● WRITTEN REQUEST
With the line containing "Convert this document image to plain text." as the first line and the last line of the records as the final one, reproduce that range exactly.

● EXERCISE INPUT
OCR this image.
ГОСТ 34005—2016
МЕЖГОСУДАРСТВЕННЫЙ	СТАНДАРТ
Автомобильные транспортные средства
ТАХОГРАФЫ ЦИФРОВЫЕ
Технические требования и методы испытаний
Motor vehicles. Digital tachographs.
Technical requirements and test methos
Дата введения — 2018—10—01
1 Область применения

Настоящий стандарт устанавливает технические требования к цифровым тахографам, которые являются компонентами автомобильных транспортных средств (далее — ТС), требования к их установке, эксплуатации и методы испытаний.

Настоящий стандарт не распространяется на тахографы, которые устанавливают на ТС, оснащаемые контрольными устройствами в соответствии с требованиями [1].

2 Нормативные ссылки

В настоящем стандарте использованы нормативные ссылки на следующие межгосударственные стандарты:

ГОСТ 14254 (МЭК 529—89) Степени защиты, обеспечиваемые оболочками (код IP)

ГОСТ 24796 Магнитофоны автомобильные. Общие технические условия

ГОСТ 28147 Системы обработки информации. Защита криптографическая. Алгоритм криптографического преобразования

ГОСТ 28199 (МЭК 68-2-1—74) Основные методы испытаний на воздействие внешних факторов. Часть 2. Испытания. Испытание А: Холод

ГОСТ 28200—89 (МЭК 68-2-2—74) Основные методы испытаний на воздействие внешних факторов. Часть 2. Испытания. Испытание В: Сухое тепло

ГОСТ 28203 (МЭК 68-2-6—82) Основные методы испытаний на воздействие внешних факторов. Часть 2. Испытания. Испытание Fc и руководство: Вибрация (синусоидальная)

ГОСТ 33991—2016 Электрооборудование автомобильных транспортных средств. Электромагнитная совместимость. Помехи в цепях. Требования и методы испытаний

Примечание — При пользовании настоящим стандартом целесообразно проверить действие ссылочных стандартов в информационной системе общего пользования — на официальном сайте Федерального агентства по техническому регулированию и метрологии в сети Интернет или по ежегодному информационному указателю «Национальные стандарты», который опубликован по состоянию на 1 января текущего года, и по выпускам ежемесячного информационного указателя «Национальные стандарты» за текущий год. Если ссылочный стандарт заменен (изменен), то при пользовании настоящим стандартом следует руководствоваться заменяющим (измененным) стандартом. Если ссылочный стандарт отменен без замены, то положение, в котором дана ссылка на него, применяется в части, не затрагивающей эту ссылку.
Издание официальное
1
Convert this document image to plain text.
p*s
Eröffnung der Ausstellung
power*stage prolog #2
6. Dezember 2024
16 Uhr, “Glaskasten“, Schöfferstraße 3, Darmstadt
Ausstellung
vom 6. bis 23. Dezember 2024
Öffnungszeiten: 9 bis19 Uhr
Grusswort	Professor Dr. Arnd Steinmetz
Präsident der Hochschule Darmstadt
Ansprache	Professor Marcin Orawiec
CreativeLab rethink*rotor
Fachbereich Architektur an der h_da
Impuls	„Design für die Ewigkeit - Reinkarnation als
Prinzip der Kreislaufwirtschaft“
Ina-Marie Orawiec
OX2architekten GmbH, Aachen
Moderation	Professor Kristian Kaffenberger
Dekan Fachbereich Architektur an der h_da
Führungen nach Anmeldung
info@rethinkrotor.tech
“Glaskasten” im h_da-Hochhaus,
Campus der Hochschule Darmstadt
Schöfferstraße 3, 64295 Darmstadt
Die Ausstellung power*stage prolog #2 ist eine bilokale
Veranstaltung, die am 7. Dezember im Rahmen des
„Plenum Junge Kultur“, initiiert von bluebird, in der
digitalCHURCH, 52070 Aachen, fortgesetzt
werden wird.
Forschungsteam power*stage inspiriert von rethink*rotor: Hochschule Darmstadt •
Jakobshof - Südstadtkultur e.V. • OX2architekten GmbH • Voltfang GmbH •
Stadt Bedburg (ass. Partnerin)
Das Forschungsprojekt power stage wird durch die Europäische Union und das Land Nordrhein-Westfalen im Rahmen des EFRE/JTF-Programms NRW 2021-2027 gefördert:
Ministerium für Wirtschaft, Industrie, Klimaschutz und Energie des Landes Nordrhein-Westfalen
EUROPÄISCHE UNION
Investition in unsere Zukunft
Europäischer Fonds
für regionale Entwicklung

● RESPONSE FOR THIS EXERCISE
Convert this document image to plain text.
p*s
Eröffnung der Ausstellung
power*stage prolog #2
6. Dezember 2024
16 Uhr, “Glaskasten“, Schöfferstraße 3, Darmstadt
Ausstellung
vom 6. bis 23. Dezember 2024
Öffnungszeiten: 9 bis19 Uhr
Grusswort	Professor Dr. Arnd Steinmetz
Präsident der Hochschule Darmstadt
Ansprache	Professor Marcin Orawiec
CreativeLab rethink*rotor
Fachbereich Architektur an der h_da
Impuls	„Design für die Ewigkeit - Reinkarnation als
Prinzip der Kreislaufwirtschaft“
Ina-Marie Orawiec
OX2architekten GmbH, Aachen
Moderation	Professor Kristian Kaffenberger
Dekan Fachbereich Architektur an der h_da
Führungen nach Anmeldung
info@rethinkrotor.tech
“Glaskasten” im h_da-Hochhaus,
Campus der Hochschule Darmstadt
Schöfferstraße 3, 64295 Darmstadt
Die Ausstellung power*stage prolog #2 ist eine bilokale
Veranstaltung, die am 7. Dezember im Rahmen des
„Plenum Junge Kultur“, initiiert von bluebird, in der
digitalCHURCH, 52070 Aachen, fortgesetzt
werden wird.
Forschungsteam power*stage inspiriert von rethink*rotor: Hochschule Darmstadt •
Jakobshof - Südstadtkultur e.V. • OX2architekten GmbH • Voltfang GmbH •
Stadt Bedburg (ass. Partnerin)
Das Forschungsprojekt power stage wird durch die Europäische Union und das Land Nordrhein-Westfalen im Rahmen des EFRE/JTF-Programms NRW 2021-2027 gefördert:
Ministerium für Wirtschaft, Industrie, Klimaschutz und Energie des Landes Nordrhein-Westfalen
EUROPÄISCHE UNION
Investition in unsere Zukunft
Europäischer Fonds
für regionale Entwicklung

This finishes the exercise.